* Begin Dataset records *

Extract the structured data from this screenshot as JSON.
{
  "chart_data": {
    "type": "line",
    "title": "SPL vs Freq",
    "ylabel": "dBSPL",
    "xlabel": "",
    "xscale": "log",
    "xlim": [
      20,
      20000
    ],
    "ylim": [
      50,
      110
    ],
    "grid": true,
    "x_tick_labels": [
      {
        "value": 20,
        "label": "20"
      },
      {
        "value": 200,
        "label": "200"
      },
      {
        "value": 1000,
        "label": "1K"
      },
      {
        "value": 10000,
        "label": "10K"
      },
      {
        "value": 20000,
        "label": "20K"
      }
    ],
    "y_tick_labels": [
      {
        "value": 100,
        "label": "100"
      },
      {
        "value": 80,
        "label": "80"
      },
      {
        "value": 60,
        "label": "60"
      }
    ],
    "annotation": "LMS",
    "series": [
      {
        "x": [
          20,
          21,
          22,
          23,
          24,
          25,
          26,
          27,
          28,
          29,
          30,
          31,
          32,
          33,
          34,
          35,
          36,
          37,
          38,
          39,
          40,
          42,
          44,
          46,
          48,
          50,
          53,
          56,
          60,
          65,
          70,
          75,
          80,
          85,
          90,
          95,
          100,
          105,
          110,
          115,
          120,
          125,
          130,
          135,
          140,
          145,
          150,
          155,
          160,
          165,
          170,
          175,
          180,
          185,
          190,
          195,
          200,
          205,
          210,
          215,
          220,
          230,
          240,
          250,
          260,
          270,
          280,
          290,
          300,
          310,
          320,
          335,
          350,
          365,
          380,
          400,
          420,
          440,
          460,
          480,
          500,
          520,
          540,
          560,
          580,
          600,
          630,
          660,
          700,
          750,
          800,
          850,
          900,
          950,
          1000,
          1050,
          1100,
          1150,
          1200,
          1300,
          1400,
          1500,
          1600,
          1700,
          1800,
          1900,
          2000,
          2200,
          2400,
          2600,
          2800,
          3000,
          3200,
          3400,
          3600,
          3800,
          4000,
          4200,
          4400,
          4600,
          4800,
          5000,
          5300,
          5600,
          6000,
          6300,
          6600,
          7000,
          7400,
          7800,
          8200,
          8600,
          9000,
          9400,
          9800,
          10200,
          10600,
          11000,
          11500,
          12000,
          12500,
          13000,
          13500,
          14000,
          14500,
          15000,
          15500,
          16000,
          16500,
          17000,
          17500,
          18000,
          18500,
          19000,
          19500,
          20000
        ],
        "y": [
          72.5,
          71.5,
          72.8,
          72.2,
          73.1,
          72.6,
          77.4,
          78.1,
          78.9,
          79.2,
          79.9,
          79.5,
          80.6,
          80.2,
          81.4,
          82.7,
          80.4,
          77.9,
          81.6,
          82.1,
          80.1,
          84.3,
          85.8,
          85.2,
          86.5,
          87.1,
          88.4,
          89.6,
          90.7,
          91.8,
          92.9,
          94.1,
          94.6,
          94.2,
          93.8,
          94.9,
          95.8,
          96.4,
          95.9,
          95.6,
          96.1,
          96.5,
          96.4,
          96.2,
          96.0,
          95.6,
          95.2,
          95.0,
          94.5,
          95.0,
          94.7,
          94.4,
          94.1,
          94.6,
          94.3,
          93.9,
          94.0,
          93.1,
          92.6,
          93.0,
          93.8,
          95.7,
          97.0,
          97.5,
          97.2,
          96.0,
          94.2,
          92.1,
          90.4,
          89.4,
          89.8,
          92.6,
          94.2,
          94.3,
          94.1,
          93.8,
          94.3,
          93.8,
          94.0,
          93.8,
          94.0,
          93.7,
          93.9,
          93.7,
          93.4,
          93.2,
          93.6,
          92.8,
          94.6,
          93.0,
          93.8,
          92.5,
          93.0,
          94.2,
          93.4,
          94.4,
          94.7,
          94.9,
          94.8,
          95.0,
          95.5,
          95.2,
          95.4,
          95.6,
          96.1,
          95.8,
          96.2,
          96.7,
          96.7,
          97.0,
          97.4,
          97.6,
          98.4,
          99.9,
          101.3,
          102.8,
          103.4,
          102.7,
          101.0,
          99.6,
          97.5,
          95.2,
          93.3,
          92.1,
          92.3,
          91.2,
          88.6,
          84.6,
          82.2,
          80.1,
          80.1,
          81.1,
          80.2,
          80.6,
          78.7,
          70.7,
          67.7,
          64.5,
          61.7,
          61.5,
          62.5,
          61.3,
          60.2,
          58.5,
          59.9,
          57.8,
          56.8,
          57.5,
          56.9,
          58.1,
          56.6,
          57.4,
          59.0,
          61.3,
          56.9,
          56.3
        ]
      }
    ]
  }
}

* End Dataset records *

Exercise prompt
Check each line of the records above for the string "value", and report every line that has it.

Task output
        "value": 20,
        "value": 200,
        "value": 1000,
        "value": 10000,
        "value": 20000,
        "value": 100,
        "value": 80,
        "value": 60,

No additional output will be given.